* _EXERCISE_: Find the string "erikseen" in the entries and copy each line that has it.

* _DATA PROVIDED_:
↓↓↓

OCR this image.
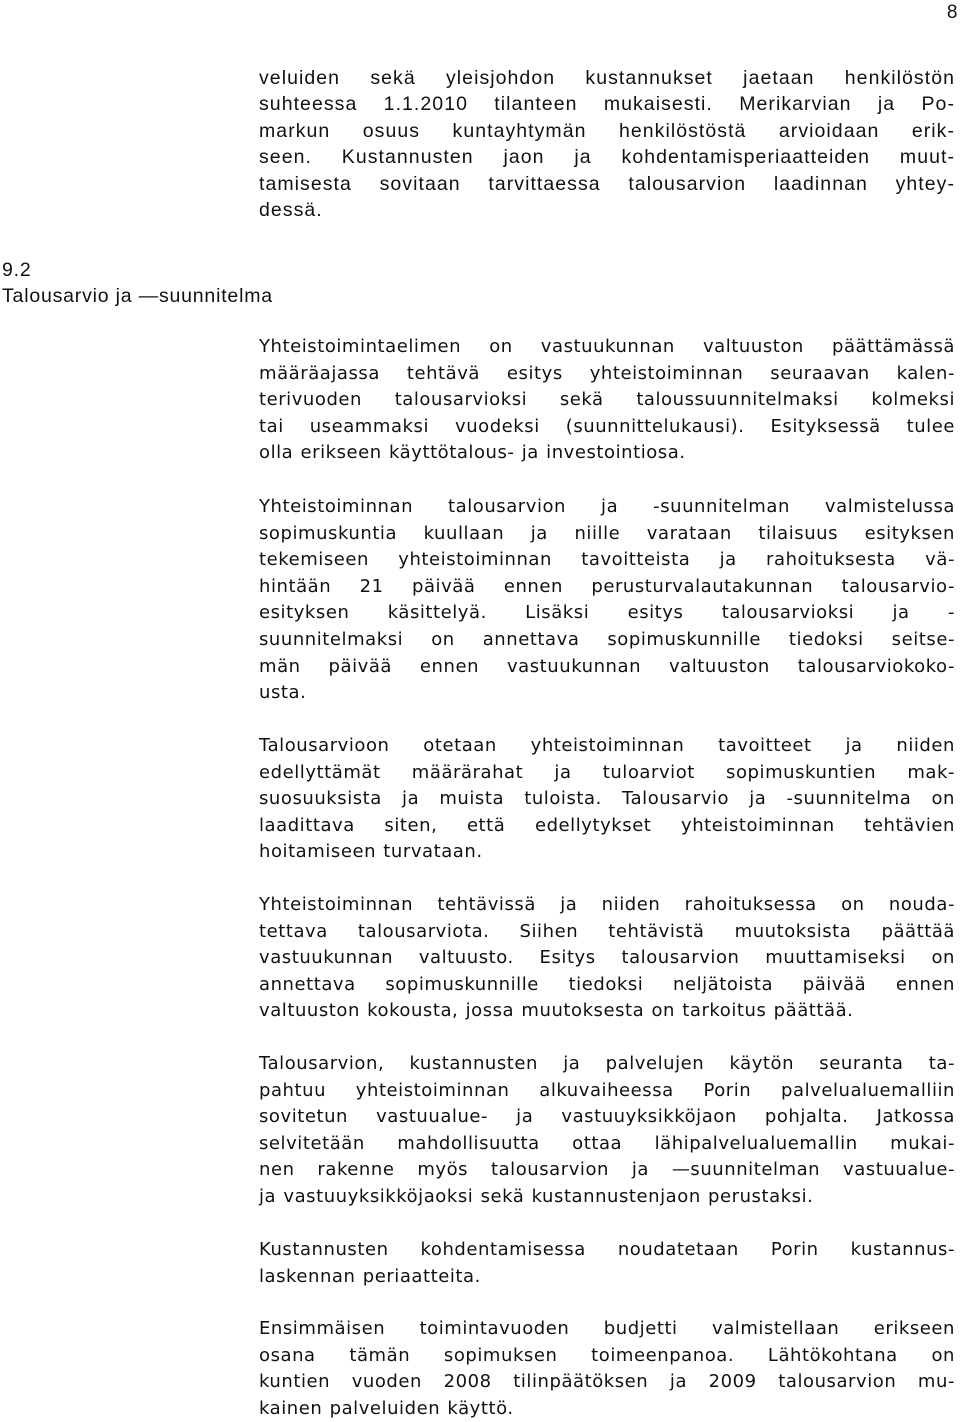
8

veluiden sekä yleisjohdon kustannukset jaetaan henkilöstön
suhteessa 1.1.2010 tilanteen mukaisesti. Merikarvian ja Po-
markun osuus kuntayhtymän henkilöstöstä arvioidaan erik-
seen. Kustannusten jaon ja kohdentamisperiaatteiden muut-
tamisesta sovitaan tarvittaessa talousarvion laadinnan yhtey-
dessä.

9.2
Talousarvio ja —suunnitelma

Yhteistoimintaelimen on vastuukunnan valtuuston päättämässä
määräajassa tehtävä esitys yhteistoiminnan seuraavan kalen-
terivuoden talousarvioksi sekä taloussuunnitelmaksi kolmeksi
tai useammaksi vuodeksi (suunnittelukausi). Esityksessä tulee
olla erikseen käyttötalous- ja investointiosa.

Yhteistoiminnan talousarvion ja -suunnitelman valmistelussa
sopimuskuntia kuullaan ja niille varataan tilaisuus esityksen
tekemiseen yhteistoiminnan tavoitteista ja rahoituksesta vä-
hintään 21 päivää ennen perusturvalautakunnan talousarvio-
esityksen käsittelyä. Lisäksi esitys talousarvioksi ja -
suunnitelmaksi on annettava sopimuskunnille tiedoksi seitse-
män päivää ennen vastuukunnan valtuuston talousarviokoko-
usta.

Talousarvioon otetaan yhteistoiminnan tavoitteet ja niiden
edellyttämät määrärahat ja tuloarviot sopimuskuntien mak-
suosuuksista ja muista tuloista. Talousarvio ja -suunnitelma on
laadittava siten, että edellytykset yhteistoiminnan tehtävien
hoitamiseen turvataan.

Yhteistoiminnan tehtävissä ja niiden rahoituksessa on nouda-
tettava talousarviota. Siihen tehtävistä muutoksista päättää
vastuukunnan valtuusto. Esitys talousarvion muuttamiseksi on
annettava sopimuskunnille tiedoksi neljätoista päivää ennen
valtuuston kokousta, jossa muutoksesta on tarkoitus päättää.

Talousarvion, kustannusten ja palvelujen käytön seuranta ta-
pahtuu yhteistoiminnan alkuvaiheessa Porin palvelualuemalliin
sovitetun vastuualue- ja vastuuyksikköjaon pohjalta. Jatkossa
selvitetään mahdollisuutta ottaa lähipalvelualuemallin mukai-
nen rakenne myös talousarvion ja —suunnitelman vastuualue-
ja vastuuyksikköjaoksi sekä kustannustenjaon perustaksi.

Kustannusten kohdentamisessa noudatetaan Porin kustannus-
laskennan periaatteita.

Ensimmäisen toimintavuoden budjetti valmistellaan erikseen
osana tämän sopimuksen toimeenpanoa. Lähtökohtana on
kuntien vuoden 2008 tilinpäätöksen ja 2009 talousarvion mu-
kainen palveluiden käyttö.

↑↑↑

* _SOLUTION TO THE PROBLEM_:
olla erikseen käyttötalous- ja investointiosa.
Ensimmäisen toimintavuoden budjetti valmistellaan erikseen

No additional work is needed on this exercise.